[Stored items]
^^^^

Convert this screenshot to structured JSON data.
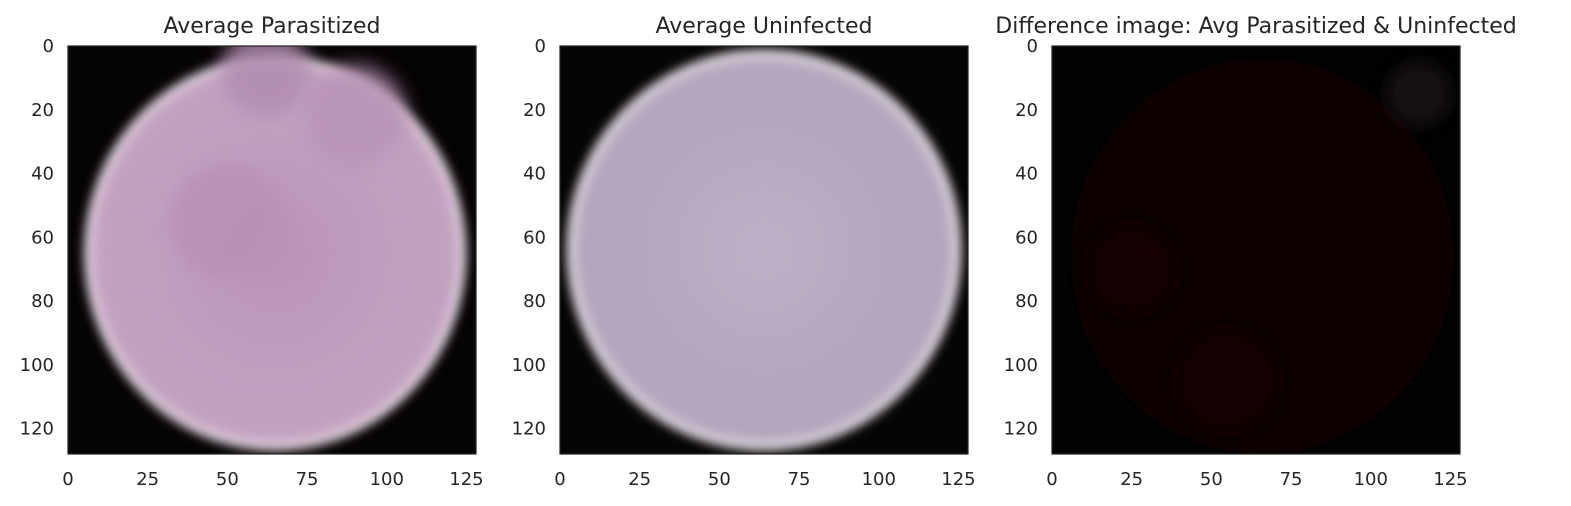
{
  "chart_data": [
    {
      "type": "image",
      "title": "Average Parasitized",
      "image_size": [
        128,
        128
      ],
      "xlim": [
        0,
        128
      ],
      "ylim": [
        128,
        0
      ],
      "x_ticks": [
        0,
        25,
        50,
        75,
        100,
        125
      ],
      "y_ticks": [
        0,
        20,
        40,
        60,
        80,
        100,
        120
      ],
      "grid": false,
      "content": {
        "background_color": "#060304",
        "cell_color": "#c2a0c0",
        "center_color": "#b993b7",
        "rim_color": "#e8e2e6",
        "cell_center": [
          65,
          65
        ],
        "cell_radii": [
          60,
          62
        ],
        "spots": [
          {
            "x": 62,
            "y": 8,
            "r": 14,
            "color": "#b08bae"
          },
          {
            "x": 90,
            "y": 22,
            "r": 16,
            "color": "#b893b6"
          },
          {
            "x": 50,
            "y": 55,
            "r": 18,
            "color": "#b790b5"
          }
        ]
      }
    },
    {
      "type": "image",
      "title": "Average Uninfected",
      "image_size": [
        128,
        128
      ],
      "xlim": [
        0,
        128
      ],
      "ylim": [
        128,
        0
      ],
      "x_ticks": [
        0,
        25,
        50,
        75,
        100,
        125
      ],
      "y_ticks": [
        0,
        20,
        40,
        60,
        80,
        100,
        120
      ],
      "grid": false,
      "content": {
        "background_color": "#060404",
        "cell_color": "#b4a6bd",
        "center_color": "#bcb1c6",
        "rim_color": "#ebe6ea",
        "cell_center": [
          64,
          64
        ],
        "cell_radii": [
          62,
          63
        ],
        "spots": []
      }
    },
    {
      "type": "image",
      "title": "Difference image: Avg Parasitized & Uninfected",
      "image_size": [
        128,
        128
      ],
      "xlim": [
        0,
        128
      ],
      "ylim": [
        128,
        0
      ],
      "x_ticks": [
        0,
        25,
        50,
        75,
        100,
        125
      ],
      "y_ticks": [
        0,
        20,
        40,
        60,
        80,
        100,
        120
      ],
      "grid": false,
      "content": {
        "background_color": "#030203",
        "cell_color": "#0a0103",
        "center_color": "#070102",
        "rim_color": "#100708",
        "cell_center": [
          66,
          66
        ],
        "cell_radii": [
          60,
          62
        ],
        "spots": [
          {
            "x": 55,
            "y": 105,
            "r": 16,
            "color": "#160205"
          },
          {
            "x": 25,
            "y": 70,
            "r": 14,
            "color": "#120205"
          },
          {
            "x": 115,
            "y": 15,
            "r": 10,
            "color": "#1c1519"
          }
        ]
      }
    }
  ]
}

^^^^

## What the task requires
Every record above should come back exactly, but without its pictures.

## Answer to this exercise
Convert this screenshot to structured JSON data.
{
  "chart_data": [
    {
      "type": "image",
      "title": "Average Parasitized",
      "image_size": [
        128,
        128
      ],
      "xlim": [
        0,
        128
      ],
      "ylim": [
        128,
        0
      ],
      "x_ticks": [
        0,
        25,
        50,
        75,
        100,
        125
      ],
      "y_ticks": [
        0,
        20,
        40,
        60,
        80,
        100,
        120
      ],
      "grid": false,
      "content": {
        "background_color": "#060304",
        "cell_color": "#c2a0c0",
        "center_color": "#b993b7",
        "rim_color": "#e8e2e6",
        "cell_center": [
          65,
          65
        ],
        "cell_radii": [
          60,
          62
        ],
        "spots": [
          {
            "x": 62,
            "y": 8,
            "r": 14,
            "color": "#b08bae"
          },
          {
            "x": 90,
            "y": 22,
            "r": 16,
            "color": "#b893b6"
          },
          {
            "x": 50,
            "y": 55,
            "r": 18,
            "color": "#b790b5"
          }
        ]
      }
    },
    {
      "type": "image",
      "title": "Average Uninfected",
      "image_size": [
        128,
        128
      ],
      "xlim": [
        0,
        128
      ],
      "ylim": [
        128,
        0
      ],
      "x_ticks": [
        0,
        25,
        50,
        75,
        100,
        125
      ],
      "y_ticks": [
        0,
        20,
        40,
        60,
        80,
        100,
        120
      ],
      "grid": false,
      "content": {
        "background_color": "#060404",
        "cell_color": "#b4a6bd",
        "center_color": "#bcb1c6",
        "rim_color": "#ebe6ea",
        "cell_center": [
          64,
          64
        ],
        "cell_radii": [
          62,
          63
        ],
        "spots": []
      }
    },
    {
      "type": "image",
      "title": "Difference image: Avg Parasitized & Uninfected",
      "image_size": [
        128,
        128
      ],
      "xlim": [
        0,
        128
      ],
      "ylim": [
        128,
        0
      ],
      "x_ticks": [
        0,
        25,
        50,
        75,
        100,
        125
      ],
      "y_ticks": [
        0,
        20,
        40,
        60,
        80,
        100,
        120
      ],
      "grid": false,
      "content": {
        "background_color": "#030203",
        "cell_color": "#0a0103",
        "center_color": "#070102",
        "rim_color": "#100708",
        "cell_center": [
          66,
          66
        ],
        "cell_radii": [
          60,
          62
        ],
        "spots": [
          {
            "x": 55,
            "y": 105,
            "r": 16,
            "color": "#160205"
          },
          {
            "x": 25,
            "y": 70,
            "r": 14,
            "color": "#120205"
          },
          {
            "x": 115,
            "y": 15,
            "r": 10,
            "color": "#1c1519"
          }
        ]
      }
    }
  ]
}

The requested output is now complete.